▸ Teks yang Disediakan:
“Aku juga sudah merasakan ada yang berubah beberapa minggu ini darimu. Tapi aku tidak kepikiran akan seperti ini jadinya,” ungkapnya.
Kisah hidup keluarga ini memang sarat perjuangan. Berdasarkan data kependudukan, Ibu Ijah merupakan seorang janda yang telah lama ditinggal wafat oleh suaminya.
Niat Ibu Ijah siang itu sangat sederhana; ia ingin memastikan putrinya sampai dengan aman untuk bekerja di kawasan Harbour Bay. Namun, aspal licin sisa hujan dan besarnya dimensi truk kontainer di Jalan Duyung menjadi penghalang mimpi mereka.
Ibu Ijah meninggal di lokasi kejadian, sementara Vita sempat berjuang di ambulans sebelum akhirnya mengembuskan napas terakhir, menyusul sang ayah dan ibu tercinta.
Suasana haru menyelimuti kediaman korban di Tanjung Sengkuang, tepatnya di Jalan Kolam Pancing, Blok B3. Jenazah ibu dan anak ini telah dikebumikan pada Sabtu malam, diiringi isak tangis keluarga dan kerabat yang tak percaya keduanya pergi begitu cepat.
Di lokasi kejadian, sisa-sisa bodi motor Honda Beat milik korban dan dedaunan hijau yang sempat menutupi raga mereka masih menjadi saksi bisu.

▸ Tugas 1:
Tolong kutip bagian dari teks yang disediakan, mulai pada kata-kata yang memuat "Niat Ibu Ijah" dan berhenti setelah "dan ibu tercinta.".
▸ Tugas 2:
Menurut teks yang disediakan, kapan jenazah Ibu Ijah dan Vita dikebumikan?

▸ Data yang Diberikan:
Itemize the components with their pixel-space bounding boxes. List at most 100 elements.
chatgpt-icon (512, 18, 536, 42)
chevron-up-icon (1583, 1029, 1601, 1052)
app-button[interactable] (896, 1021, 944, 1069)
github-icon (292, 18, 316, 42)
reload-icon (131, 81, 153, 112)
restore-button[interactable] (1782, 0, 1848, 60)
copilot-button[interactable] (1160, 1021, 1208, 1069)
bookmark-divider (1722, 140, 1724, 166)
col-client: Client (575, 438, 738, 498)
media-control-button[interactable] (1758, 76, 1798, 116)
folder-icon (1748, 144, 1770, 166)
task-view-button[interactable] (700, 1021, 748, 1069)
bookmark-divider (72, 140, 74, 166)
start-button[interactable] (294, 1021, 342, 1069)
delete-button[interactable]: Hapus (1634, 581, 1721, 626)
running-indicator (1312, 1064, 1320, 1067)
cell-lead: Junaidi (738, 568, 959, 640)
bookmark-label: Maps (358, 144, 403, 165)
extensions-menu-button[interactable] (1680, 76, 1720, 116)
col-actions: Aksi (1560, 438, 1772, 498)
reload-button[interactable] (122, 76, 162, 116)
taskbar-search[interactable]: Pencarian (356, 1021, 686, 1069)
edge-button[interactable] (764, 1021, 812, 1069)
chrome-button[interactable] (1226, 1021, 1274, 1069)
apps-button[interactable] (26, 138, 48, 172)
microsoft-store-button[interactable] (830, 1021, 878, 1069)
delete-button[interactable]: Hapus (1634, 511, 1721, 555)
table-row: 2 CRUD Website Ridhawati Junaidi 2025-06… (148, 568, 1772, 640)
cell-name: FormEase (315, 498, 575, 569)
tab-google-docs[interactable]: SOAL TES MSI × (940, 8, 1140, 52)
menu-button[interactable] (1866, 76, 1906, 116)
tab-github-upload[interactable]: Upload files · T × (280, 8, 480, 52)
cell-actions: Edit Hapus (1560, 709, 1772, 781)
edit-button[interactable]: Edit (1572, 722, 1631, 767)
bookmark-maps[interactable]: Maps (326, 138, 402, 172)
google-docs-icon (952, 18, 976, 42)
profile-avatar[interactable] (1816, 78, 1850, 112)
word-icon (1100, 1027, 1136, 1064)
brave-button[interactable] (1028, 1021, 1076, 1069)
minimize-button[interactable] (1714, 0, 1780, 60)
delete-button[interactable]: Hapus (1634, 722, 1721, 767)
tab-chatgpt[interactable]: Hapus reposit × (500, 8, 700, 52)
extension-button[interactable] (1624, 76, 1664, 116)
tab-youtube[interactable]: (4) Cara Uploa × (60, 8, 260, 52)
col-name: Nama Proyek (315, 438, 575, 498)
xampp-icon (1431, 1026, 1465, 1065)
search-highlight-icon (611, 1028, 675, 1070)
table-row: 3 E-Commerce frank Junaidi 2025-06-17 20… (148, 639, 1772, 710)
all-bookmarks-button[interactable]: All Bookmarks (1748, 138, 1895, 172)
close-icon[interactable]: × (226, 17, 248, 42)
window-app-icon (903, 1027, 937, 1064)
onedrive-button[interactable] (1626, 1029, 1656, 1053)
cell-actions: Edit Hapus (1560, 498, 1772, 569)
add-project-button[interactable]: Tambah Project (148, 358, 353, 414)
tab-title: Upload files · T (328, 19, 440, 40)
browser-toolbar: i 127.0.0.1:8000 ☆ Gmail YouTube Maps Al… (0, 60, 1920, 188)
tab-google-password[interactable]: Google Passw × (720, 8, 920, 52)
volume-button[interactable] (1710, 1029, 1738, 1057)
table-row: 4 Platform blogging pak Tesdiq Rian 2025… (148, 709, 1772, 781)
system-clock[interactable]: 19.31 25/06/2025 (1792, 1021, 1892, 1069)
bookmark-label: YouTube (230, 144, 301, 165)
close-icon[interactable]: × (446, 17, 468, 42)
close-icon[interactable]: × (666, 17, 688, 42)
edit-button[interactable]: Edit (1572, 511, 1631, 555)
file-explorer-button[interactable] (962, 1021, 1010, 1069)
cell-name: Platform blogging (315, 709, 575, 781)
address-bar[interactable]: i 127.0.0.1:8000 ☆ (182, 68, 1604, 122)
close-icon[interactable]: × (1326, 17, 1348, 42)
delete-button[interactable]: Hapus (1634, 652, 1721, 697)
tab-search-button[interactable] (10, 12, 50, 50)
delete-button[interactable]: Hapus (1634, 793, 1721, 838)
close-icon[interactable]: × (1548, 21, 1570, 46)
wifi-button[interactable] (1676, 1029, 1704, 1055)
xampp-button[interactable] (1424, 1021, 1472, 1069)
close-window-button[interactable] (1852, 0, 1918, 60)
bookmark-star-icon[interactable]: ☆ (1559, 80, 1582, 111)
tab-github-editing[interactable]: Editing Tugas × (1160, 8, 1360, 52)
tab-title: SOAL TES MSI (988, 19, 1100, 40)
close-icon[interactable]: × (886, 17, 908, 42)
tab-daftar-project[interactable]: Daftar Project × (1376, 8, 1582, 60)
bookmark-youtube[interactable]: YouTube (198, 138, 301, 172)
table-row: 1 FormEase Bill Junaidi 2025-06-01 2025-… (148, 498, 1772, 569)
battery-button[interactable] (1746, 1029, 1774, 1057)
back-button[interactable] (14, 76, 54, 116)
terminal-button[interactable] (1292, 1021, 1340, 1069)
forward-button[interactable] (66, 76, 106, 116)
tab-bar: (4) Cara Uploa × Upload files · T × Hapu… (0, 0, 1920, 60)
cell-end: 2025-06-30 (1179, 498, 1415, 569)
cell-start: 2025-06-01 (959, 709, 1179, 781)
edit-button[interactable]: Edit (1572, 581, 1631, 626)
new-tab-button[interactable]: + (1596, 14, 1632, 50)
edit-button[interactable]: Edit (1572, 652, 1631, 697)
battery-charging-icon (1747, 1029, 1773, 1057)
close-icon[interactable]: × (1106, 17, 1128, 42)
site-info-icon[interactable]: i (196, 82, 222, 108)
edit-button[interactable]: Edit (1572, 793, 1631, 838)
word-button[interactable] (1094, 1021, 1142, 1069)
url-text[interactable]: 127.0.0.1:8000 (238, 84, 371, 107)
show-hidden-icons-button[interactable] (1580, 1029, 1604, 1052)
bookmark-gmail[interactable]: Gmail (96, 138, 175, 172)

▸ Hasil 1:
Niat Ibu Ijah siang itu sangat sederhana; ia ingin memastikan putrinya sampai dengan aman untuk bekerja di kawasan Harbour Bay. Namun, aspal licin sisa hujan dan besarnya dimensi truk kontainer di Jalan Duyung menjadi penghalang mimpi mereka.
Ibu Ijah meninggal di lokasi kejadian, sementara Vita sempat berjuang di ambulans sebelum akhirnya mengembuskan napas terakhir, menyusul sang ayah dan ibu tercinta.

▸ Hasil 2:
Pada Sabtu malam.